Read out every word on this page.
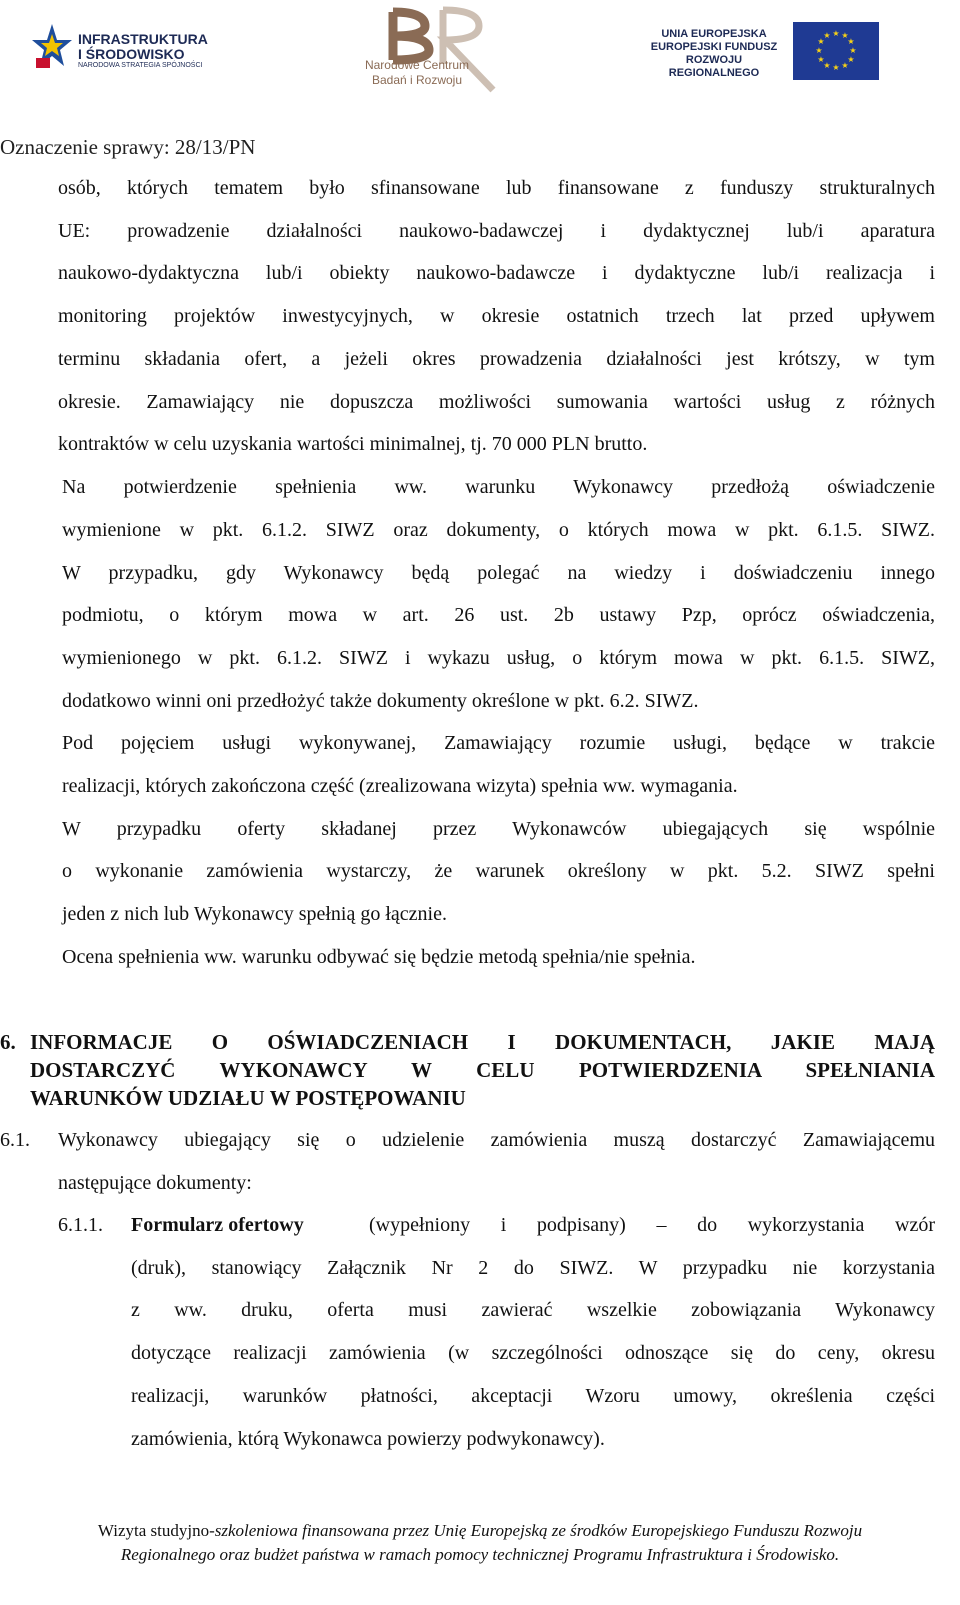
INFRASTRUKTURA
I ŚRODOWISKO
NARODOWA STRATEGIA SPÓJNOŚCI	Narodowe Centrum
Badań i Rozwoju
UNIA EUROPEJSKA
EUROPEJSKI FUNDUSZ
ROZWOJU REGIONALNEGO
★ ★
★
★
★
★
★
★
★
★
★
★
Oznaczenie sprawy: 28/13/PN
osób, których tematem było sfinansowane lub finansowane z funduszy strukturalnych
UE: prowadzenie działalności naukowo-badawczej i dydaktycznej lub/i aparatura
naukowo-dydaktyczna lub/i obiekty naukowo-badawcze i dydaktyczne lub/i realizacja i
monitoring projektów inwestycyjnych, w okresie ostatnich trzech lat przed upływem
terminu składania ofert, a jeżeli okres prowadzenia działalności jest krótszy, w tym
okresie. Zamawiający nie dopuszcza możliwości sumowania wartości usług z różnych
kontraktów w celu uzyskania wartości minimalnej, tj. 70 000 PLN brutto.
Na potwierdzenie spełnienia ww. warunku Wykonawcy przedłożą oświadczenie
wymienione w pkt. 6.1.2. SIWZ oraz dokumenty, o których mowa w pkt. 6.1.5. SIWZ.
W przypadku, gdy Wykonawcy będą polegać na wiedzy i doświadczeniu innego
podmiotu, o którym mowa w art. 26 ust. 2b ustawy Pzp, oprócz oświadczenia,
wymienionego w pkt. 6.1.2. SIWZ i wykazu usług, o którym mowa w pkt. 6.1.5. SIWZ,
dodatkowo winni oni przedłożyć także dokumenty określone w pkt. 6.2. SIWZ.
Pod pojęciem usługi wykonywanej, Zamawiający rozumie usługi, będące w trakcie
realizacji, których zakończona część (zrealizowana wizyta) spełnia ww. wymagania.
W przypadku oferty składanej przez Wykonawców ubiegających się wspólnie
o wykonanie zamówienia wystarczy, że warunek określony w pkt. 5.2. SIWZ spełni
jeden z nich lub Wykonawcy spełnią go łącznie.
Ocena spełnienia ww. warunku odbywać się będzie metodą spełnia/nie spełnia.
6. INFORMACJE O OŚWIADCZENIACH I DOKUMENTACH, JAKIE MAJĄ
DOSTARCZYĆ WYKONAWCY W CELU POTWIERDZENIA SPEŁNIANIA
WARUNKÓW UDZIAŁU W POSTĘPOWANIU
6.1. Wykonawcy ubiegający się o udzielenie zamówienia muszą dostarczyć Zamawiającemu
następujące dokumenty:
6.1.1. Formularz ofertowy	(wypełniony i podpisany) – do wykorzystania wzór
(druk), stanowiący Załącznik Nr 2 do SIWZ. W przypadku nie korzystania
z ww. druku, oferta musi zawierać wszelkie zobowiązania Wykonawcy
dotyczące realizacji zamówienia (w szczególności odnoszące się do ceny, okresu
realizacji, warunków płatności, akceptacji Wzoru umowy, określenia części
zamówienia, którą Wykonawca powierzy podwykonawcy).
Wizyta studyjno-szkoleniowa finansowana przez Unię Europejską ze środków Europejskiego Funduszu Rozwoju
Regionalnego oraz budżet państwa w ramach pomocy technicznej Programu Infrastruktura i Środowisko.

..............................

## GIVEN EXERCISE:
Go through the material above and copy each line that has the word "wartości".

## RESPONSE TO THIS TASK:
okresie. Zamawiający nie dopuszcza możliwości sumowania wartości usług z różnych
kontraktów w celu uzyskania wartości minimalnej, tj. 70 000 PLN brutto.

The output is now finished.